(begin)

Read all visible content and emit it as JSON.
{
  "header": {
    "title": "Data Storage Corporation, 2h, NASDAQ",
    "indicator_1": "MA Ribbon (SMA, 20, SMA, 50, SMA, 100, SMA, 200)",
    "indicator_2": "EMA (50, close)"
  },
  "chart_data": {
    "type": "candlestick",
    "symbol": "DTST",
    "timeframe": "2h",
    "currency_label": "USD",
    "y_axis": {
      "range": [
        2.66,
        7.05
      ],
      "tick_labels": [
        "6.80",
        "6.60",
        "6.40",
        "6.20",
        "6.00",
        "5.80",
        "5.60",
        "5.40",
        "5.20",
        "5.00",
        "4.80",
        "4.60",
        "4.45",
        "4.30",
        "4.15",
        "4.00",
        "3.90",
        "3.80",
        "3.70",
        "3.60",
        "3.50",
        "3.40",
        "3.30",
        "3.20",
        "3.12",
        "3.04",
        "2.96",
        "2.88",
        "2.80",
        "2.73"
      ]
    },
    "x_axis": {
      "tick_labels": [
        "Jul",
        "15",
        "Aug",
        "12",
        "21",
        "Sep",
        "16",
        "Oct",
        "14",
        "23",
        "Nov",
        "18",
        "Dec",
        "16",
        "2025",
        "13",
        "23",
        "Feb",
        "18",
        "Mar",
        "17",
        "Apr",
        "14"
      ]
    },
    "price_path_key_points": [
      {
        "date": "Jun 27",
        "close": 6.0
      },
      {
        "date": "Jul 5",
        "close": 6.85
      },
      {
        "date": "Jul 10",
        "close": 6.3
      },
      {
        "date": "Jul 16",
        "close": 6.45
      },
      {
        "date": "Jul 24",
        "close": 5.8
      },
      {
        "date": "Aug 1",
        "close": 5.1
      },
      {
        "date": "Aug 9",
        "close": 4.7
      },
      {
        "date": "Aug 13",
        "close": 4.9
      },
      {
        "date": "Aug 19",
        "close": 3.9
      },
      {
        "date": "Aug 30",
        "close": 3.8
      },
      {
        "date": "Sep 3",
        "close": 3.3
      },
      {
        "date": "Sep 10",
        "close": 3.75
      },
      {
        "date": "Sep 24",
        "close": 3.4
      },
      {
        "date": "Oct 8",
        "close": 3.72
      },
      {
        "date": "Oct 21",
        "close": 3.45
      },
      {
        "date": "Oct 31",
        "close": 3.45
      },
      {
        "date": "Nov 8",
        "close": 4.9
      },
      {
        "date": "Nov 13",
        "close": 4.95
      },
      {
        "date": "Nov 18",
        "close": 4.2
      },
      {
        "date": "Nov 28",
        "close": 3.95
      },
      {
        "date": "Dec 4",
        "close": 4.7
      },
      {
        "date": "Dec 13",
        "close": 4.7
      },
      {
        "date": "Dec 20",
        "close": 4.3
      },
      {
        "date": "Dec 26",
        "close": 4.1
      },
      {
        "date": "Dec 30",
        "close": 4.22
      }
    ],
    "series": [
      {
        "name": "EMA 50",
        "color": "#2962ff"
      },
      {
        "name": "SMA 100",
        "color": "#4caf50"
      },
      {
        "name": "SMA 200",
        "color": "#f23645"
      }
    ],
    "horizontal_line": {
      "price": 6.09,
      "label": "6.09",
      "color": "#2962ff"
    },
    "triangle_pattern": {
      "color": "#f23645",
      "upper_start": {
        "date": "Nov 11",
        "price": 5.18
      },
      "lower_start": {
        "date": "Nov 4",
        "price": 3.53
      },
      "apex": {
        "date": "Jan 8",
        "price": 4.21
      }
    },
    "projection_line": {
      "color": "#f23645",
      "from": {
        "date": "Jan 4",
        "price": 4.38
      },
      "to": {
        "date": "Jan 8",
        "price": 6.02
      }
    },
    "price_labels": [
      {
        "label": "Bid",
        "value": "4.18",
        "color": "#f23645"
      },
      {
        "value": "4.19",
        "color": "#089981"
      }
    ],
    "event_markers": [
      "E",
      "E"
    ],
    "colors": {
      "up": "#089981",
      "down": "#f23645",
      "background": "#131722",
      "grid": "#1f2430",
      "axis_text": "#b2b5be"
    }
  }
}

(end)

### Work required
The listing above should be transcribed in full, exactly as written.

### Solution for this task
Read all visible content and emit it as JSON.
{
  "header": {
    "title": "Data Storage Corporation, 2h, NASDAQ",
    "indicator_1": "MA Ribbon (SMA, 20, SMA, 50, SMA, 100, SMA, 200)",
    "indicator_2": "EMA (50, close)"
  },
  "chart_data": {
    "type": "candlestick",
    "symbol": "DTST",
    "timeframe": "2h",
    "currency_label": "USD",
    "y_axis": {
      "range": [
        2.66,
        7.05
      ],
      "tick_labels": [
        "6.80",
        "6.60",
        "6.40",
        "6.20",
        "6.00",
        "5.80",
        "5.60",
        "5.40",
        "5.20",
        "5.00",
        "4.80",
        "4.60",
        "4.45",
        "4.30",
        "4.15",
        "4.00",
        "3.90",
        "3.80",
        "3.70",
        "3.60",
        "3.50",
        "3.40",
        "3.30",
        "3.20",
        "3.12",
        "3.04",
        "2.96",
        "2.88",
        "2.80",
        "2.73"
      ]
    },
    "x_axis": {
      "tick_labels": [
        "Jul",
        "15",
        "Aug",
        "12",
        "21",
        "Sep",
        "16",
        "Oct",
        "14",
        "23",
        "Nov",
        "18",
        "Dec",
        "16",
        "2025",
        "13",
        "23",
        "Feb",
        "18",
        "Mar",
        "17",
        "Apr",
        "14"
      ]
    },
    "price_path_key_points": [
      {
        "date": "Jun 27",
        "close": 6.0
      },
      {
        "date": "Jul 5",
        "close": 6.85
      },
      {
        "date": "Jul 10",
        "close": 6.3
      },
      {
        "date": "Jul 16",
        "close": 6.45
      },
      {
        "date": "Jul 24",
        "close": 5.8
      },
      {
        "date": "Aug 1",
        "close": 5.1
      },
      {
        "date": "Aug 9",
        "close": 4.7
      },
      {
        "date": "Aug 13",
        "close": 4.9
      },
      {
        "date": "Aug 19",
        "close": 3.9
      },
      {
        "date": "Aug 30",
        "close": 3.8
      },
      {
        "date": "Sep 3",
        "close": 3.3
      },
      {
        "date": "Sep 10",
        "close": 3.75
      },
      {
        "date": "Sep 24",
        "close": 3.4
      },
      {
        "date": "Oct 8",
        "close": 3.72
      },
      {
        "date": "Oct 21",
        "close": 3.45
      },
      {
        "date": "Oct 31",
        "close": 3.45
      },
      {
        "date": "Nov 8",
        "close": 4.9
      },
      {
        "date": "Nov 13",
        "close": 4.95
      },
      {
        "date": "Nov 18",
        "close": 4.2
      },
      {
        "date": "Nov 28",
        "close": 3.95
      },
      {
        "date": "Dec 4",
        "close": 4.7
      },
      {
        "date": "Dec 13",
        "close": 4.7
      },
      {
        "date": "Dec 20",
        "close": 4.3
      },
      {
        "date": "Dec 26",
        "close": 4.1
      },
      {
        "date": "Dec 30",
        "close": 4.22
      }
    ],
    "series": [
      {
        "name": "EMA 50",
        "color": "#2962ff"
      },
      {
        "name": "SMA 100",
        "color": "#4caf50"
      },
      {
        "name": "SMA 200",
        "color": "#f23645"
      }
    ],
    "horizontal_line": {
      "price": 6.09,
      "label": "6.09",
      "color": "#2962ff"
    },
    "triangle_pattern": {
      "color": "#f23645",
      "upper_start": {
        "date": "Nov 11",
        "price": 5.18
      },
      "lower_start": {
        "date": "Nov 4",
        "price": 3.53
      },
      "apex": {
        "date": "Jan 8",
        "price": 4.21
      }
    },
    "projection_line": {
      "color": "#f23645",
      "from": {
        "date": "Jan 4",
        "price": 4.38
      },
      "to": {
        "date": "Jan 8",
        "price": 6.02
      }
    },
    "price_labels": [
      {
        "label": "Bid",
        "value": "4.18",
        "color": "#f23645"
      },
      {
        "value": "4.19",
        "color": "#089981"
      }
    ],
    "event_markers": [
      "E",
      "E"
    ],
    "colors": {
      "up": "#089981",
      "down": "#f23645",
      "background": "#131722",
      "grid": "#1f2430",
      "axis_text": "#b2b5be"
    }
  }
}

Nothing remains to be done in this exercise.